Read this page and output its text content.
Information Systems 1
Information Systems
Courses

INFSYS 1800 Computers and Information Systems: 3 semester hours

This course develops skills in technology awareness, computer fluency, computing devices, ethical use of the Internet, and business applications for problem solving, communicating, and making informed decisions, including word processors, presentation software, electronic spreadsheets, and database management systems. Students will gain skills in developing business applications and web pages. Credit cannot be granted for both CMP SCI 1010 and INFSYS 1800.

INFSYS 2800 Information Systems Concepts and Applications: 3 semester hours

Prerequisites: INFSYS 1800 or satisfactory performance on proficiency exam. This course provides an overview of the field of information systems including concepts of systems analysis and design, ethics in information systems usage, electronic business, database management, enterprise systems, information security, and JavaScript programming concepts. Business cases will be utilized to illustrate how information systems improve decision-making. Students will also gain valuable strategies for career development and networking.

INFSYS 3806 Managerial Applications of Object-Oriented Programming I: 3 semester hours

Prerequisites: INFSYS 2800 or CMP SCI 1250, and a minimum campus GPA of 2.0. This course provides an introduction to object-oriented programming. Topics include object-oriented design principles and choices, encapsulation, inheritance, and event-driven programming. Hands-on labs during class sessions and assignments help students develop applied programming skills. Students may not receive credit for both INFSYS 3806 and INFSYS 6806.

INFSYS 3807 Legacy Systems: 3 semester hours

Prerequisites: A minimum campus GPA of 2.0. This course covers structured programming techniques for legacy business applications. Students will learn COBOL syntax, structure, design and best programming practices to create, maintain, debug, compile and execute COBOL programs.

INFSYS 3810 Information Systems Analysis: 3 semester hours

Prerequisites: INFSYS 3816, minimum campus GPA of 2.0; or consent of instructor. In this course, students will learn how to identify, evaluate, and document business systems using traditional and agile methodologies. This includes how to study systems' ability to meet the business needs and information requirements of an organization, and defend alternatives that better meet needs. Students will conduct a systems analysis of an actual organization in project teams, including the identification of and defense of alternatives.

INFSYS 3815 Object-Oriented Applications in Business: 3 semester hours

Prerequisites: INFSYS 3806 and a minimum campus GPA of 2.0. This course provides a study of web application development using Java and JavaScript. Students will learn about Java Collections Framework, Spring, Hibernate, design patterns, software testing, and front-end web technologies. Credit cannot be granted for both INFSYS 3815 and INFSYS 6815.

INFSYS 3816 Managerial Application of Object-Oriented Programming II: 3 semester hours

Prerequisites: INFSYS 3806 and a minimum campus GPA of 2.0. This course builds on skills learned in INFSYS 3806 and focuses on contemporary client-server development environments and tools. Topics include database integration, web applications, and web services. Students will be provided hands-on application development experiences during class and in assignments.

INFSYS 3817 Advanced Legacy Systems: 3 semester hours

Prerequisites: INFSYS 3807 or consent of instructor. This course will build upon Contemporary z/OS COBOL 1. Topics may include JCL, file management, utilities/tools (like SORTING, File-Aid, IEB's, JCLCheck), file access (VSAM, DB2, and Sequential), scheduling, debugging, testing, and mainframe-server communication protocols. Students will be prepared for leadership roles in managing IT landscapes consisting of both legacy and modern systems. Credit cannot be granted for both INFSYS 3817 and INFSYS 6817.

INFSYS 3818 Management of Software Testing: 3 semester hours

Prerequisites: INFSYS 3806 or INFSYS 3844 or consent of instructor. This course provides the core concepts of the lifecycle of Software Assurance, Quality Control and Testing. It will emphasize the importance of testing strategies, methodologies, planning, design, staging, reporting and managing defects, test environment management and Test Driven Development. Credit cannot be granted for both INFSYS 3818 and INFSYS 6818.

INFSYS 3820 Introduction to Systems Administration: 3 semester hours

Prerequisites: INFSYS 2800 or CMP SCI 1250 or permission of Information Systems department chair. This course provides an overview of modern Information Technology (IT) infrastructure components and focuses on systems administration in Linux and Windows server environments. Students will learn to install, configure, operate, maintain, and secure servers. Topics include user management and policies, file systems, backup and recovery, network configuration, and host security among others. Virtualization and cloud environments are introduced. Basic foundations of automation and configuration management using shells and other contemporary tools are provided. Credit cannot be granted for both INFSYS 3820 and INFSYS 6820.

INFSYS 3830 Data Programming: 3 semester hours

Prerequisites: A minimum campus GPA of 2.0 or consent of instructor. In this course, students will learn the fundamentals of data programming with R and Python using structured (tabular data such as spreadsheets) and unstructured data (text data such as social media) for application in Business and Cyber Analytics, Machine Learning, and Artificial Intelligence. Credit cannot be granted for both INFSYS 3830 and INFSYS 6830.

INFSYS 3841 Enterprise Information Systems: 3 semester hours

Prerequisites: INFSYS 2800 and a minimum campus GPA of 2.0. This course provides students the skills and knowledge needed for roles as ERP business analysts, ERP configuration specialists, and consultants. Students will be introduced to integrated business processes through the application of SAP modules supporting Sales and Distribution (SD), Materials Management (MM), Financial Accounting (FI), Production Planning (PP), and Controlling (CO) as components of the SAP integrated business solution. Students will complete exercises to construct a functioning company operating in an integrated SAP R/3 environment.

* Exercise task
Set down each entry again, unchanged.

* Finished answer
Read this page and output its text content.
Information Systems 1
Information Systems
Courses

INFSYS 1800 Computers and Information Systems: 3 semester hours

This course develops skills in technology awareness, computer fluency, computing devices, ethical use of the Internet, and business applications for problem solving, communicating, and making informed decisions, including word processors, presentation software, electronic spreadsheets, and database management systems. Students will gain skills in developing business applications and web pages. Credit cannot be granted for both CMP SCI 1010 and INFSYS 1800.

INFSYS 2800 Information Systems Concepts and Applications: 3 semester hours

Prerequisites: INFSYS 1800 or satisfactory performance on proficiency exam. This course provides an overview of the field of information systems including concepts of systems analysis and design, ethics in information systems usage, electronic business, database management, enterprise systems, information security, and JavaScript programming concepts. Business cases will be utilized to illustrate how information systems improve decision-making. Students will also gain valuable strategies for career development and networking.

INFSYS 3806 Managerial Applications of Object-Oriented Programming I: 3 semester hours

Prerequisites: INFSYS 2800 or CMP SCI 1250, and a minimum campus GPA of 2.0. This course provides an introduction to object-oriented programming. Topics include object-oriented design principles and choices, encapsulation, inheritance, and event-driven programming. Hands-on labs during class sessions and assignments help students develop applied programming skills. Students may not receive credit for both INFSYS 3806 and INFSYS 6806.

INFSYS 3807 Legacy Systems: 3 semester hours

Prerequisites: A minimum campus GPA of 2.0. This course covers structured programming techniques for legacy business applications. Students will learn COBOL syntax, structure, design and best programming practices to create, maintain, debug, compile and execute COBOL programs.

INFSYS 3810 Information Systems Analysis: 3 semester hours

Prerequisites: INFSYS 3816, minimum campus GPA of 2.0; or consent of instructor. In this course, students will learn how to identify, evaluate, and document business systems using traditional and agile methodologies. This includes how to study systems' ability to meet the business needs and information requirements of an organization, and defend alternatives that better meet needs. Students will conduct a systems analysis of an actual organization in project teams, including the identification of and defense of alternatives.

INFSYS 3815 Object-Oriented Applications in Business: 3 semester hours

Prerequisites: INFSYS 3806 and a minimum campus GPA of 2.0. This course provides a study of web application development using Java and JavaScript. Students will learn about Java Collections Framework, Spring, Hibernate, design patterns, software testing, and front-end web technologies. Credit cannot be granted for both INFSYS 3815 and INFSYS 6815.

INFSYS 3816 Managerial Application of Object-Oriented Programming II: 3 semester hours

Prerequisites: INFSYS 3806 and a minimum campus GPA of 2.0. This course builds on skills learned in INFSYS 3806 and focuses on contemporary client-server development environments and tools. Topics include database integration, web applications, and web services. Students will be provided hands-on application development experiences during class and in assignments.

INFSYS 3817 Advanced Legacy Systems: 3 semester hours

Prerequisites: INFSYS 3807 or consent of instructor. This course will build upon Contemporary z/OS COBOL 1. Topics may include JCL, file management, utilities/tools (like SORTING, File-Aid, IEB's, JCLCheck), file access (VSAM, DB2, and Sequential), scheduling, debugging, testing, and mainframe-server communication protocols. Students will be prepared for leadership roles in managing IT landscapes consisting of both legacy and modern systems. Credit cannot be granted for both INFSYS 3817 and INFSYS 6817.

INFSYS 3818 Management of Software Testing: 3 semester hours

Prerequisites: INFSYS 3806 or INFSYS 3844 or consent of instructor. This course provides the core concepts of the lifecycle of Software Assurance, Quality Control and Testing. It will emphasize the importance of testing strategies, methodologies, planning, design, staging, reporting and managing defects, test environment management and Test Driven Development. Credit cannot be granted for both INFSYS 3818 and INFSYS 6818.

INFSYS 3820 Introduction to Systems Administration: 3 semester hours

Prerequisites: INFSYS 2800 or CMP SCI 1250 or permission of Information Systems department chair. This course provides an overview of modern Information Technology (IT) infrastructure components and focuses on systems administration in Linux and Windows server environments. Students will learn to install, configure, operate, maintain, and secure servers. Topics include user management and policies, file systems, backup and recovery, network configuration, and host security among others. Virtualization and cloud environments are introduced. Basic foundations of automation and configuration management using shells and other contemporary tools are provided. Credit cannot be granted for both INFSYS 3820 and INFSYS 6820.

INFSYS 3830 Data Programming: 3 semester hours

Prerequisites: A minimum campus GPA of 2.0 or consent of instructor. In this course, students will learn the fundamentals of data programming with R and Python using structured (tabular data such as spreadsheets) and unstructured data (text data such as social media) for application in Business and Cyber Analytics, Machine Learning, and Artificial Intelligence. Credit cannot be granted for both INFSYS 3830 and INFSYS 6830.

INFSYS 3841 Enterprise Information Systems: 3 semester hours

Prerequisites: INFSYS 2800 and a minimum campus GPA of 2.0. This course provides students the skills and knowledge needed for roles as ERP business analysts, ERP configuration specialists, and consultants. Students will be introduced to integrated business processes through the application of SAP modules supporting Sales and Distribution (SD), Materials Management (MM), Financial Accounting (FI), Production Planning (PP), and Controlling (CO) as components of the SAP integrated business solution. Students will complete exercises to construct a functioning company operating in an integrated SAP R/3 environment.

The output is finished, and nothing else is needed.